» Items from a figure collection

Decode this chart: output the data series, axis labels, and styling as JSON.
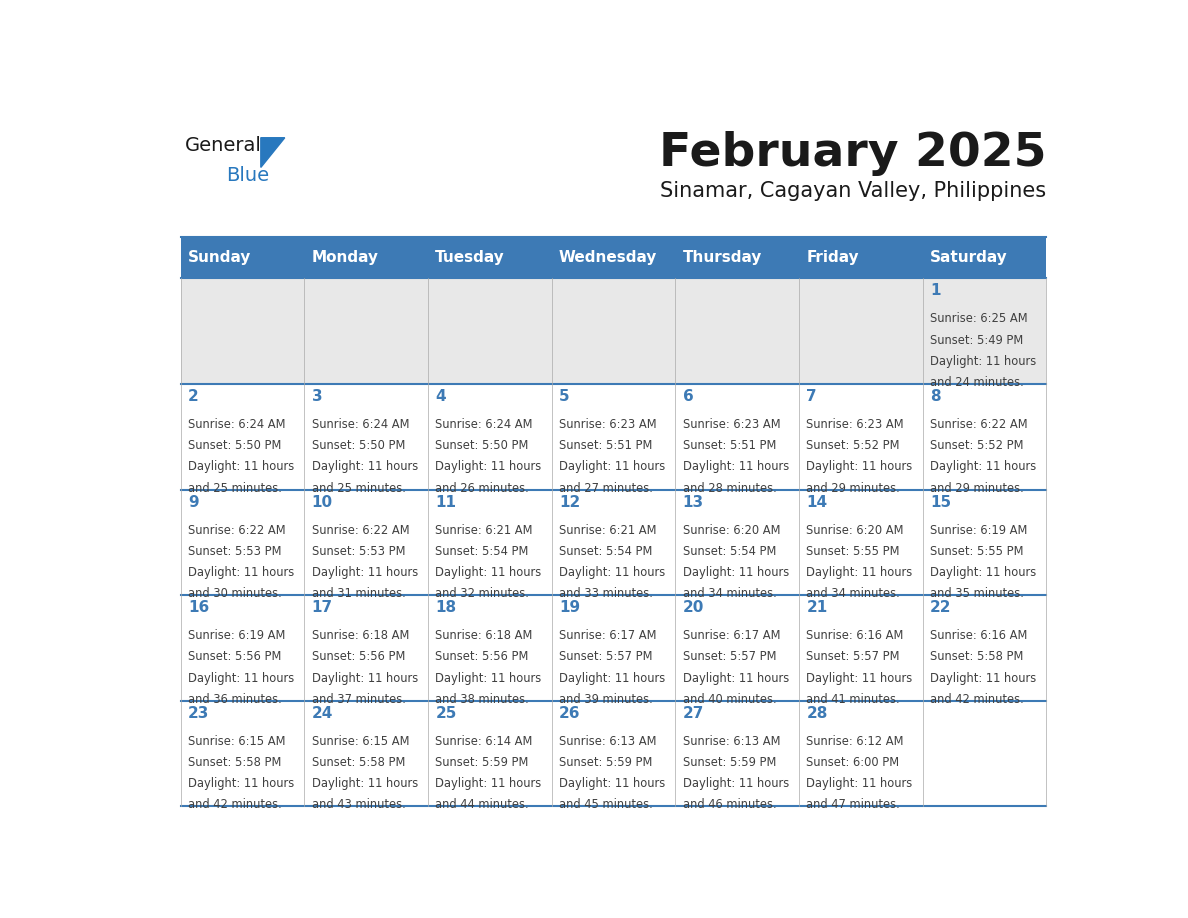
{
  "title": "February 2025",
  "subtitle": "Sinamar, Cagayan Valley, Philippines",
  "days_of_week": [
    "Sunday",
    "Monday",
    "Tuesday",
    "Wednesday",
    "Thursday",
    "Friday",
    "Saturday"
  ],
  "header_bg": "#3D7AB5",
  "header_text": "#FFFFFF",
  "row1_bg": "#E8E8E8",
  "row_bg": "#FFFFFF",
  "separator_color": "#3D7AB5",
  "day_num_color": "#3D7AB5",
  "cell_text_color": "#404040",
  "title_color": "#1a1a1a",
  "subtitle_color": "#1a1a1a",
  "logo_general_color": "#1a1a1a",
  "logo_blue_color": "#2878BE",
  "calendar_data": [
    [
      {
        "day": null,
        "sunrise": null,
        "sunset": null,
        "daylight": null
      },
      {
        "day": null,
        "sunrise": null,
        "sunset": null,
        "daylight": null
      },
      {
        "day": null,
        "sunrise": null,
        "sunset": null,
        "daylight": null
      },
      {
        "day": null,
        "sunrise": null,
        "sunset": null,
        "daylight": null
      },
      {
        "day": null,
        "sunrise": null,
        "sunset": null,
        "daylight": null
      },
      {
        "day": null,
        "sunrise": null,
        "sunset": null,
        "daylight": null
      },
      {
        "day": 1,
        "sunrise": "6:25 AM",
        "sunset": "5:49 PM",
        "daylight": "11 hours\nand 24 minutes."
      }
    ],
    [
      {
        "day": 2,
        "sunrise": "6:24 AM",
        "sunset": "5:50 PM",
        "daylight": "11 hours\nand 25 minutes."
      },
      {
        "day": 3,
        "sunrise": "6:24 AM",
        "sunset": "5:50 PM",
        "daylight": "11 hours\nand 25 minutes."
      },
      {
        "day": 4,
        "sunrise": "6:24 AM",
        "sunset": "5:50 PM",
        "daylight": "11 hours\nand 26 minutes."
      },
      {
        "day": 5,
        "sunrise": "6:23 AM",
        "sunset": "5:51 PM",
        "daylight": "11 hours\nand 27 minutes."
      },
      {
        "day": 6,
        "sunrise": "6:23 AM",
        "sunset": "5:51 PM",
        "daylight": "11 hours\nand 28 minutes."
      },
      {
        "day": 7,
        "sunrise": "6:23 AM",
        "sunset": "5:52 PM",
        "daylight": "11 hours\nand 29 minutes."
      },
      {
        "day": 8,
        "sunrise": "6:22 AM",
        "sunset": "5:52 PM",
        "daylight": "11 hours\nand 29 minutes."
      }
    ],
    [
      {
        "day": 9,
        "sunrise": "6:22 AM",
        "sunset": "5:53 PM",
        "daylight": "11 hours\nand 30 minutes."
      },
      {
        "day": 10,
        "sunrise": "6:22 AM",
        "sunset": "5:53 PM",
        "daylight": "11 hours\nand 31 minutes."
      },
      {
        "day": 11,
        "sunrise": "6:21 AM",
        "sunset": "5:54 PM",
        "daylight": "11 hours\nand 32 minutes."
      },
      {
        "day": 12,
        "sunrise": "6:21 AM",
        "sunset": "5:54 PM",
        "daylight": "11 hours\nand 33 minutes."
      },
      {
        "day": 13,
        "sunrise": "6:20 AM",
        "sunset": "5:54 PM",
        "daylight": "11 hours\nand 34 minutes."
      },
      {
        "day": 14,
        "sunrise": "6:20 AM",
        "sunset": "5:55 PM",
        "daylight": "11 hours\nand 34 minutes."
      },
      {
        "day": 15,
        "sunrise": "6:19 AM",
        "sunset": "5:55 PM",
        "daylight": "11 hours\nand 35 minutes."
      }
    ],
    [
      {
        "day": 16,
        "sunrise": "6:19 AM",
        "sunset": "5:56 PM",
        "daylight": "11 hours\nand 36 minutes."
      },
      {
        "day": 17,
        "sunrise": "6:18 AM",
        "sunset": "5:56 PM",
        "daylight": "11 hours\nand 37 minutes."
      },
      {
        "day": 18,
        "sunrise": "6:18 AM",
        "sunset": "5:56 PM",
        "daylight": "11 hours\nand 38 minutes."
      },
      {
        "day": 19,
        "sunrise": "6:17 AM",
        "sunset": "5:57 PM",
        "daylight": "11 hours\nand 39 minutes."
      },
      {
        "day": 20,
        "sunrise": "6:17 AM",
        "sunset": "5:57 PM",
        "daylight": "11 hours\nand 40 minutes."
      },
      {
        "day": 21,
        "sunrise": "6:16 AM",
        "sunset": "5:57 PM",
        "daylight": "11 hours\nand 41 minutes."
      },
      {
        "day": 22,
        "sunrise": "6:16 AM",
        "sunset": "5:58 PM",
        "daylight": "11 hours\nand 42 minutes."
      }
    ],
    [
      {
        "day": 23,
        "sunrise": "6:15 AM",
        "sunset": "5:58 PM",
        "daylight": "11 hours\nand 42 minutes."
      },
      {
        "day": 24,
        "sunrise": "6:15 AM",
        "sunset": "5:58 PM",
        "daylight": "11 hours\nand 43 minutes."
      },
      {
        "day": 25,
        "sunrise": "6:14 AM",
        "sunset": "5:59 PM",
        "daylight": "11 hours\nand 44 minutes."
      },
      {
        "day": 26,
        "sunrise": "6:13 AM",
        "sunset": "5:59 PM",
        "daylight": "11 hours\nand 45 minutes."
      },
      {
        "day": 27,
        "sunrise": "6:13 AM",
        "sunset": "5:59 PM",
        "daylight": "11 hours\nand 46 minutes."
      },
      {
        "day": 28,
        "sunrise": "6:12 AM",
        "sunset": "6:00 PM",
        "daylight": "11 hours\nand 47 minutes."
      },
      {
        "day": null,
        "sunrise": null,
        "sunset": null,
        "daylight": null
      }
    ]
  ]
}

» Exercise brief
Keep the pictures out of your copy, and repeat every entry above exactly.

» Answer to the exercise
Decode this chart: output the data series, axis labels, and styling as JSON.
{
  "title": "February 2025",
  "subtitle": "Sinamar, Cagayan Valley, Philippines",
  "days_of_week": [
    "Sunday",
    "Monday",
    "Tuesday",
    "Wednesday",
    "Thursday",
    "Friday",
    "Saturday"
  ],
  "header_bg": "#3D7AB5",
  "header_text": "#FFFFFF",
  "row1_bg": "#E8E8E8",
  "row_bg": "#FFFFFF",
  "separator_color": "#3D7AB5",
  "day_num_color": "#3D7AB5",
  "cell_text_color": "#404040",
  "title_color": "#1a1a1a",
  "subtitle_color": "#1a1a1a",
  "logo_general_color": "#1a1a1a",
  "logo_blue_color": "#2878BE",
  "calendar_data": [
    [
      {
        "day": null,
        "sunrise": null,
        "sunset": null,
        "daylight": null
      },
      {
        "day": null,
        "sunrise": null,
        "sunset": null,
        "daylight": null
      },
      {
        "day": null,
        "sunrise": null,
        "sunset": null,
        "daylight": null
      },
      {
        "day": null,
        "sunrise": null,
        "sunset": null,
        "daylight": null
      },
      {
        "day": null,
        "sunrise": null,
        "sunset": null,
        "daylight": null
      },
      {
        "day": null,
        "sunrise": null,
        "sunset": null,
        "daylight": null
      },
      {
        "day": 1,
        "sunrise": "6:25 AM",
        "sunset": "5:49 PM",
        "daylight": "11 hours\nand 24 minutes."
      }
    ],
    [
      {
        "day": 2,
        "sunrise": "6:24 AM",
        "sunset": "5:50 PM",
        "daylight": "11 hours\nand 25 minutes."
      },
      {
        "day": 3,
        "sunrise": "6:24 AM",
        "sunset": "5:50 PM",
        "daylight": "11 hours\nand 25 minutes."
      },
      {
        "day": 4,
        "sunrise": "6:24 AM",
        "sunset": "5:50 PM",
        "daylight": "11 hours\nand 26 minutes."
      },
      {
        "day": 5,
        "sunrise": "6:23 AM",
        "sunset": "5:51 PM",
        "daylight": "11 hours\nand 27 minutes."
      },
      {
        "day": 6,
        "sunrise": "6:23 AM",
        "sunset": "5:51 PM",
        "daylight": "11 hours\nand 28 minutes."
      },
      {
        "day": 7,
        "sunrise": "6:23 AM",
        "sunset": "5:52 PM",
        "daylight": "11 hours\nand 29 minutes."
      },
      {
        "day": 8,
        "sunrise": "6:22 AM",
        "sunset": "5:52 PM",
        "daylight": "11 hours\nand 29 minutes."
      }
    ],
    [
      {
        "day": 9,
        "sunrise": "6:22 AM",
        "sunset": "5:53 PM",
        "daylight": "11 hours\nand 30 minutes."
      },
      {
        "day": 10,
        "sunrise": "6:22 AM",
        "sunset": "5:53 PM",
        "daylight": "11 hours\nand 31 minutes."
      },
      {
        "day": 11,
        "sunrise": "6:21 AM",
        "sunset": "5:54 PM",
        "daylight": "11 hours\nand 32 minutes."
      },
      {
        "day": 12,
        "sunrise": "6:21 AM",
        "sunset": "5:54 PM",
        "daylight": "11 hours\nand 33 minutes."
      },
      {
        "day": 13,
        "sunrise": "6:20 AM",
        "sunset": "5:54 PM",
        "daylight": "11 hours\nand 34 minutes."
      },
      {
        "day": 14,
        "sunrise": "6:20 AM",
        "sunset": "5:55 PM",
        "daylight": "11 hours\nand 34 minutes."
      },
      {
        "day": 15,
        "sunrise": "6:19 AM",
        "sunset": "5:55 PM",
        "daylight": "11 hours\nand 35 minutes."
      }
    ],
    [
      {
        "day": 16,
        "sunrise": "6:19 AM",
        "sunset": "5:56 PM",
        "daylight": "11 hours\nand 36 minutes."
      },
      {
        "day": 17,
        "sunrise": "6:18 AM",
        "sunset": "5:56 PM",
        "daylight": "11 hours\nand 37 minutes."
      },
      {
        "day": 18,
        "sunrise": "6:18 AM",
        "sunset": "5:56 PM",
        "daylight": "11 hours\nand 38 minutes."
      },
      {
        "day": 19,
        "sunrise": "6:17 AM",
        "sunset": "5:57 PM",
        "daylight": "11 hours\nand 39 minutes."
      },
      {
        "day": 20,
        "sunrise": "6:17 AM",
        "sunset": "5:57 PM",
        "daylight": "11 hours\nand 40 minutes."
      },
      {
        "day": 21,
        "sunrise": "6:16 AM",
        "sunset": "5:57 PM",
        "daylight": "11 hours\nand 41 minutes."
      },
      {
        "day": 22,
        "sunrise": "6:16 AM",
        "sunset": "5:58 PM",
        "daylight": "11 hours\nand 42 minutes."
      }
    ],
    [
      {
        "day": 23,
        "sunrise": "6:15 AM",
        "sunset": "5:58 PM",
        "daylight": "11 hours\nand 42 minutes."
      },
      {
        "day": 24,
        "sunrise": "6:15 AM",
        "sunset": "5:58 PM",
        "daylight": "11 hours\nand 43 minutes."
      },
      {
        "day": 25,
        "sunrise": "6:14 AM",
        "sunset": "5:59 PM",
        "daylight": "11 hours\nand 44 minutes."
      },
      {
        "day": 26,
        "sunrise": "6:13 AM",
        "sunset": "5:59 PM",
        "daylight": "11 hours\nand 45 minutes."
      },
      {
        "day": 27,
        "sunrise": "6:13 AM",
        "sunset": "5:59 PM",
        "daylight": "11 hours\nand 46 minutes."
      },
      {
        "day": 28,
        "sunrise": "6:12 AM",
        "sunset": "6:00 PM",
        "daylight": "11 hours\nand 47 minutes."
      },
      {
        "day": null,
        "sunrise": null,
        "sunset": null,
        "daylight": null
      }
    ]
  ]
}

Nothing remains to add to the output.